# Given task
Repeat the listing in full, word for word.

(Dataset items)

• • •

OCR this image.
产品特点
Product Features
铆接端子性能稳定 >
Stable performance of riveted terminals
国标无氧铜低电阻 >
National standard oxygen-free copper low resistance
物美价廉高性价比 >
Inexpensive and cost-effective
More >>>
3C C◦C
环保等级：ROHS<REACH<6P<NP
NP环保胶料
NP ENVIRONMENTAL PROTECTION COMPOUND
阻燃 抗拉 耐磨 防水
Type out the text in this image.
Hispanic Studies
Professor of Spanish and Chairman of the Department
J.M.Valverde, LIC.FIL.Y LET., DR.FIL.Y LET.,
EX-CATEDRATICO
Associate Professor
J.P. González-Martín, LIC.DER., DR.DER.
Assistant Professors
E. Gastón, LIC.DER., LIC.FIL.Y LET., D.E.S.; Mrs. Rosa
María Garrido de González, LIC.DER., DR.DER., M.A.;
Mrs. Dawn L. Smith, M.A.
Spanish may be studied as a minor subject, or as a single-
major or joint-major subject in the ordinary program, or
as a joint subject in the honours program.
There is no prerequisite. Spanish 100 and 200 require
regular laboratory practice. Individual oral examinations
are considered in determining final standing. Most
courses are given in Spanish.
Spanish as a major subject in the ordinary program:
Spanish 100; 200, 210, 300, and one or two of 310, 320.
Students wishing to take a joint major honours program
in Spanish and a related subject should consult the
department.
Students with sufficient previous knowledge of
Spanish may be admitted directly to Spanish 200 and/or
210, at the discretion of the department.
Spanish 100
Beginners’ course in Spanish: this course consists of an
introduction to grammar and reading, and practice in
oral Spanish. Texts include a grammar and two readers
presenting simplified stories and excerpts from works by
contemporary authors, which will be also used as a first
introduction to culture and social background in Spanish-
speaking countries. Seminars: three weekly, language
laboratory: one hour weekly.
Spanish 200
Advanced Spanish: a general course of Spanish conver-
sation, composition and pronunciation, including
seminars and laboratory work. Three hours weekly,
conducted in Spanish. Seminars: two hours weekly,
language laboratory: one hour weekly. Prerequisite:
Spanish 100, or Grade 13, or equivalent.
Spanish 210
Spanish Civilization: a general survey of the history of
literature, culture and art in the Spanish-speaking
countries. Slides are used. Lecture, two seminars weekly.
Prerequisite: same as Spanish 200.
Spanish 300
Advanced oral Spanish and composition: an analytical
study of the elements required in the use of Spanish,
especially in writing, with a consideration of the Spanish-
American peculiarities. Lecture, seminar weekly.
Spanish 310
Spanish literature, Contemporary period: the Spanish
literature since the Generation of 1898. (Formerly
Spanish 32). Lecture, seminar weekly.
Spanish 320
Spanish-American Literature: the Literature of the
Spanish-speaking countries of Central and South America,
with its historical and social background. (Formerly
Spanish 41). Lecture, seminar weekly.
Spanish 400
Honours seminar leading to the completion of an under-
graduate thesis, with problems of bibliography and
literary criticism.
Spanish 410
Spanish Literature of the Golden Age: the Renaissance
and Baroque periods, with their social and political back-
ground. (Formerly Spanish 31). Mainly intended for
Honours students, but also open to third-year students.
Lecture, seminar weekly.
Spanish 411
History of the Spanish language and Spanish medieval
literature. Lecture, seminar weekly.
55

• • •

# Full output
OCR this image.
产品特点
Product Features
铆接端子性能稳定 >
Stable performance of riveted terminals
国标无氧铜低电阻 >
National standard oxygen-free copper low resistance
物美价廉高性价比 >
Inexpensive and cost-effective
More >>>
3C C◦C
环保等级：ROHS<REACH<6P<NP
NP环保胶料
NP ENVIRONMENTAL PROTECTION COMPOUND
阻燃 抗拉 耐磨 防水
Type out the text in this image.
Hispanic Studies
Professor of Spanish and Chairman of the Department
J.M.Valverde, LIC.FIL.Y LET., DR.FIL.Y LET.,
EX-CATEDRATICO
Associate Professor
J.P. González-Martín, LIC.DER., DR.DER.
Assistant Professors
E. Gastón, LIC.DER., LIC.FIL.Y LET., D.E.S.; Mrs. Rosa
María Garrido de González, LIC.DER., DR.DER., M.A.;
Mrs. Dawn L. Smith, M.A.
Spanish may be studied as a minor subject, or as a single-
major or joint-major subject in the ordinary program, or
as a joint subject in the honours program.
There is no prerequisite. Spanish 100 and 200 require
regular laboratory practice. Individual oral examinations
are considered in determining final standing. Most
courses are given in Spanish.
Spanish as a major subject in the ordinary program:
Spanish 100; 200, 210, 300, and one or two of 310, 320.
Students wishing to take a joint major honours program
in Spanish and a related subject should consult the
department.
Students with sufficient previous knowledge of
Spanish may be admitted directly to Spanish 200 and/or
210, at the discretion of the department.
Spanish 100
Beginners’ course in Spanish: this course consists of an
introduction to grammar and reading, and practice in
oral Spanish. Texts include a grammar and two readers
presenting simplified stories and excerpts from works by
contemporary authors, which will be also used as a first
introduction to culture and social background in Spanish-
speaking countries. Seminars: three weekly, language
laboratory: one hour weekly.
Spanish 200
Advanced Spanish: a general course of Spanish conver-
sation, composition and pronunciation, including
seminars and laboratory work. Three hours weekly,
conducted in Spanish. Seminars: two hours weekly,
language laboratory: one hour weekly. Prerequisite:
Spanish 100, or Grade 13, or equivalent.
Spanish 210
Spanish Civilization: a general survey of the history of
literature, culture and art in the Spanish-speaking
countries. Slides are used. Lecture, two seminars weekly.
Prerequisite: same as Spanish 200.
Spanish 300
Advanced oral Spanish and composition: an analytical
study of the elements required in the use of Spanish,
especially in writing, with a consideration of the Spanish-
American peculiarities. Lecture, seminar weekly.
Spanish 310
Spanish literature, Contemporary period: the Spanish
literature since the Generation of 1898. (Formerly
Spanish 32). Lecture, seminar weekly.
Spanish 320
Spanish-American Literature: the Literature of the
Spanish-speaking countries of Central and South America,
with its historical and social background. (Formerly
Spanish 41). Lecture, seminar weekly.
Spanish 400
Honours seminar leading to the completion of an under-
graduate thesis, with problems of bibliography and
literary criticism.
Spanish 410
Spanish Literature of the Golden Age: the Renaissance
and Baroque periods, with their social and political back-
ground. (Formerly Spanish 31). Mainly intended for
Honours students, but also open to third-year students.
Lecture, seminar weekly.
Spanish 411
History of the Spanish language and Spanish medieval
literature. Lecture, seminar weekly.
55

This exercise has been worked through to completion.